→ **Given problem**:
From the listing below, copy every line with the word "hormóny".

→ **Material shown**:
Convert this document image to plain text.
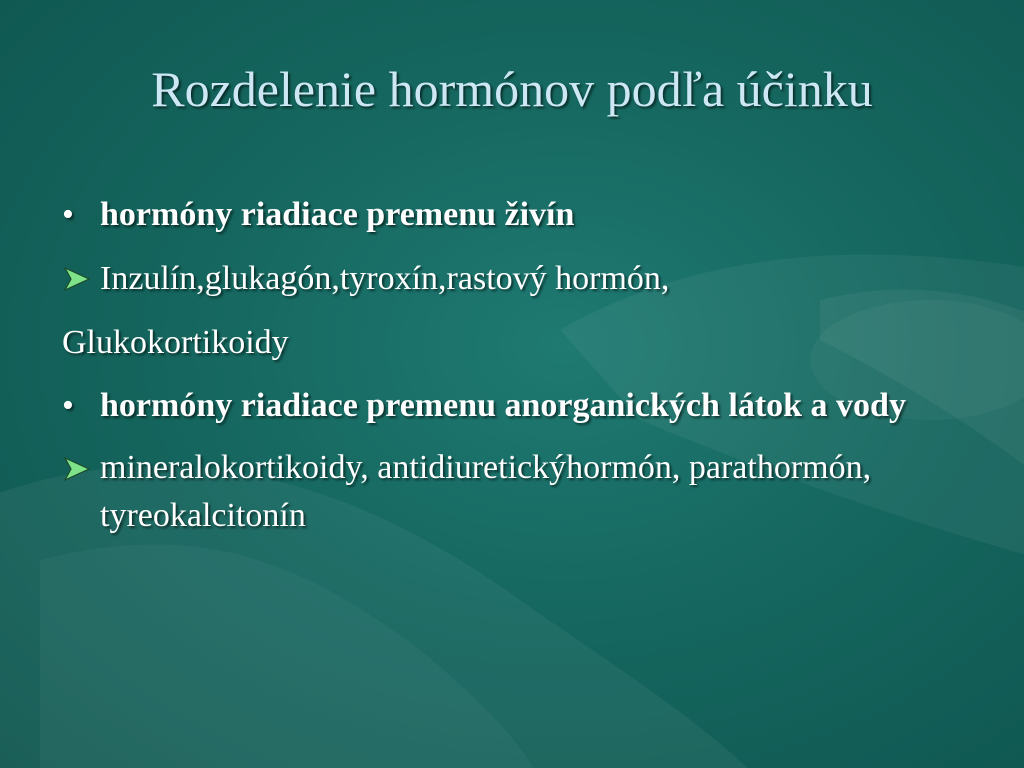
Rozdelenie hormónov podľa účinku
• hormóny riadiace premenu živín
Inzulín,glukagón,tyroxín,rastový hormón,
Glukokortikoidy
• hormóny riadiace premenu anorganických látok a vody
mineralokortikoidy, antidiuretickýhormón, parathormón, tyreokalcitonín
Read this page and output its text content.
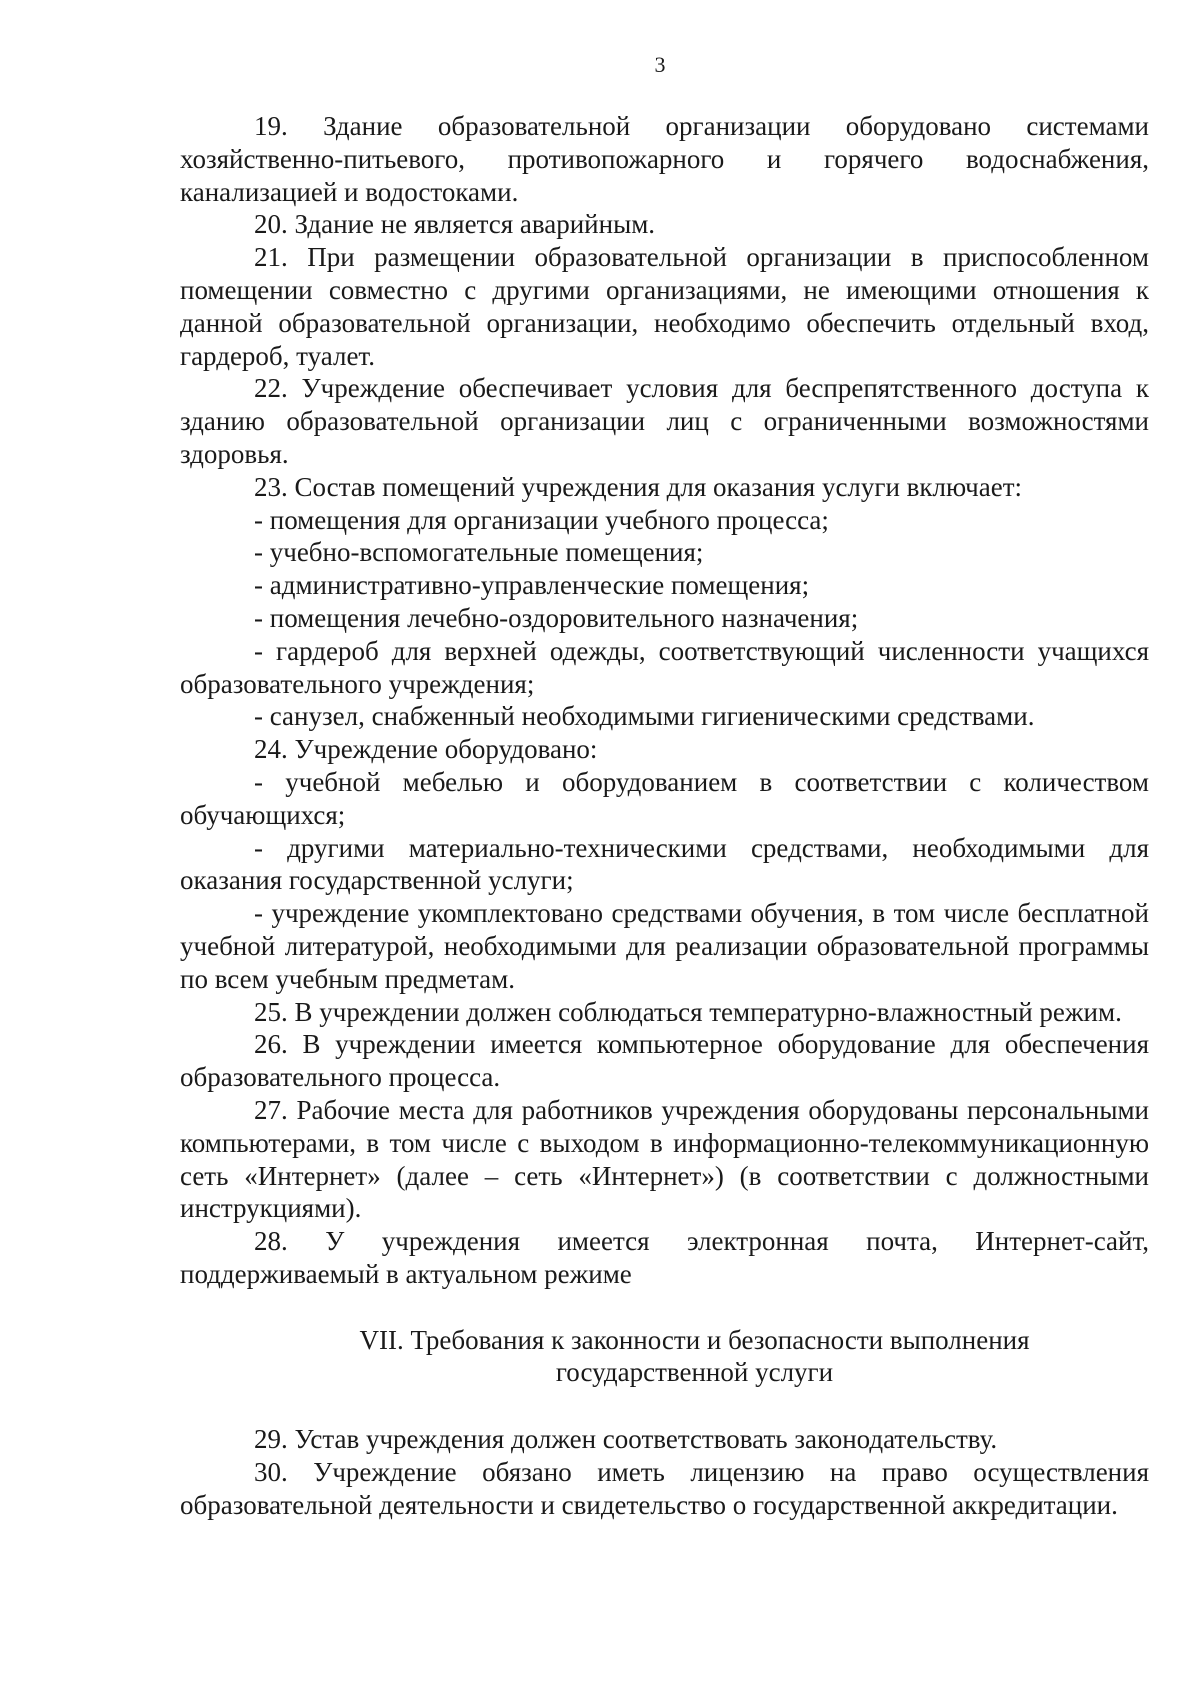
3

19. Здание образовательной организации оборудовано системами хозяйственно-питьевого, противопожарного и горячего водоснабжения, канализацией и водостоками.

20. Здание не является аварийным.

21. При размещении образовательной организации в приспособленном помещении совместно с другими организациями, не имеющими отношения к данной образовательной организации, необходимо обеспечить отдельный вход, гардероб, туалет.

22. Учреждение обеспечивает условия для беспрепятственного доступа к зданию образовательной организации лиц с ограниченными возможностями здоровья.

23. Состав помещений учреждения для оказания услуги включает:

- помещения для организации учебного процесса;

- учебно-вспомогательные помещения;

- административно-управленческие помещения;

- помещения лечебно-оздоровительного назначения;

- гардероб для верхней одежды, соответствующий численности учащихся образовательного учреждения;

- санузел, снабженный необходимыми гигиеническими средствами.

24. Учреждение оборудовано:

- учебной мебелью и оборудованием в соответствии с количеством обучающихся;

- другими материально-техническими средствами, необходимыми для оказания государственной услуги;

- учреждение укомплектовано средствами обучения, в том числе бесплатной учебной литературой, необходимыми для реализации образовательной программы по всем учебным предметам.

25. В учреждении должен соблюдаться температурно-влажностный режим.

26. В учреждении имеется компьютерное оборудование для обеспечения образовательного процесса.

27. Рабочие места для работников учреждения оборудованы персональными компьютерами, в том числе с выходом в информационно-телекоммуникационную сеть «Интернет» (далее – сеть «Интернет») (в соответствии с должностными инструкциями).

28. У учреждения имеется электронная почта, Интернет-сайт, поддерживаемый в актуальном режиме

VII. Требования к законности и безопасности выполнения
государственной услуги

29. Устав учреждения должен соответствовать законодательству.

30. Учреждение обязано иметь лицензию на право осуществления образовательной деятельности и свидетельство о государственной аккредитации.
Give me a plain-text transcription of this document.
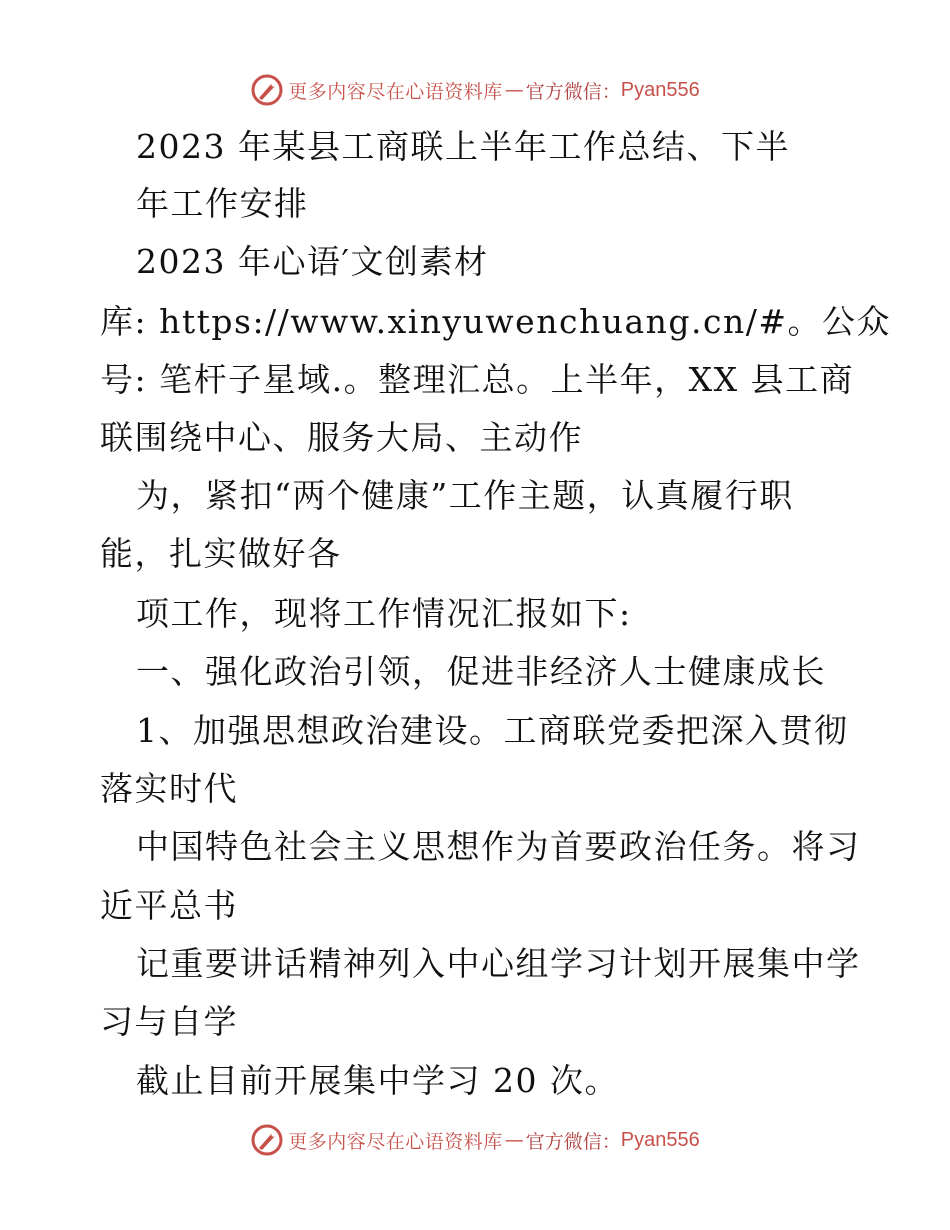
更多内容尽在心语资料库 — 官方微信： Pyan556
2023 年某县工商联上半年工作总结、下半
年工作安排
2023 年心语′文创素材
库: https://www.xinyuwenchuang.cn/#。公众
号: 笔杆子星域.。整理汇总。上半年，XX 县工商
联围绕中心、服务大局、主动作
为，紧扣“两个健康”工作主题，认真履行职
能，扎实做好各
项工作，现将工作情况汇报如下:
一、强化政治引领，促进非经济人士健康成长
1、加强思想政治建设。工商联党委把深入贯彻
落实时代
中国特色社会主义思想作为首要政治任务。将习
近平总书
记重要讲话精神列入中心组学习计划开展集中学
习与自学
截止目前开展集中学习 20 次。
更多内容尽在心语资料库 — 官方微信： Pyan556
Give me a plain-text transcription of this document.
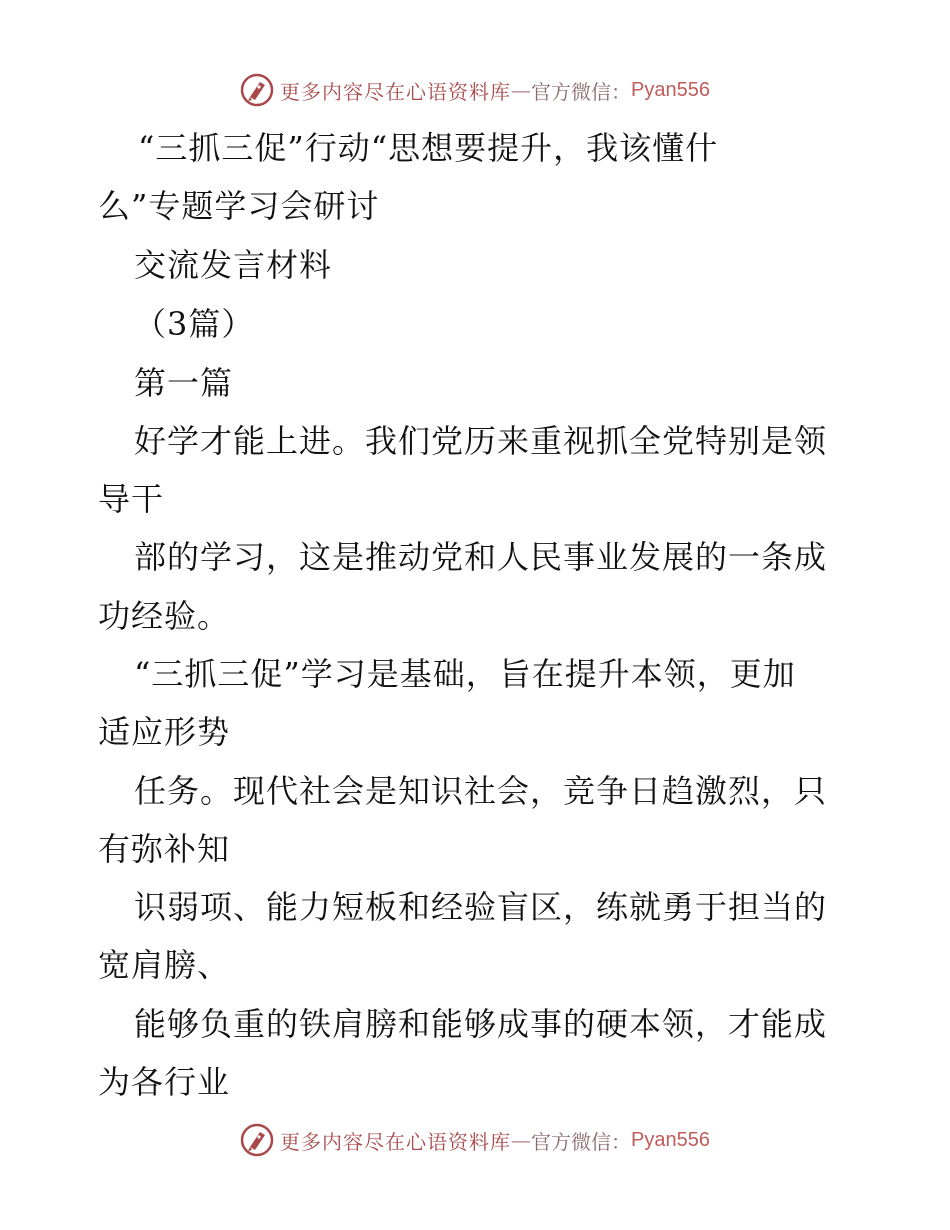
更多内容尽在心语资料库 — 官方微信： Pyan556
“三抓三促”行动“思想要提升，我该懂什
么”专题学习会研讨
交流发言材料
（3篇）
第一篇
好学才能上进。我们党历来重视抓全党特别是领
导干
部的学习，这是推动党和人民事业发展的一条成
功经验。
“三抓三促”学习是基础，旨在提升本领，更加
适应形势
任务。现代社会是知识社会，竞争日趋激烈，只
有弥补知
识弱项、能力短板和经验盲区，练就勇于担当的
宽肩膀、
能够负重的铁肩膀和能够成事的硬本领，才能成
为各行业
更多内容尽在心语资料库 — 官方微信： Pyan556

→ **Task answer**:
• hormóny riadiace premenu živín
• hormóny riadiace premenu anorganických látok a vody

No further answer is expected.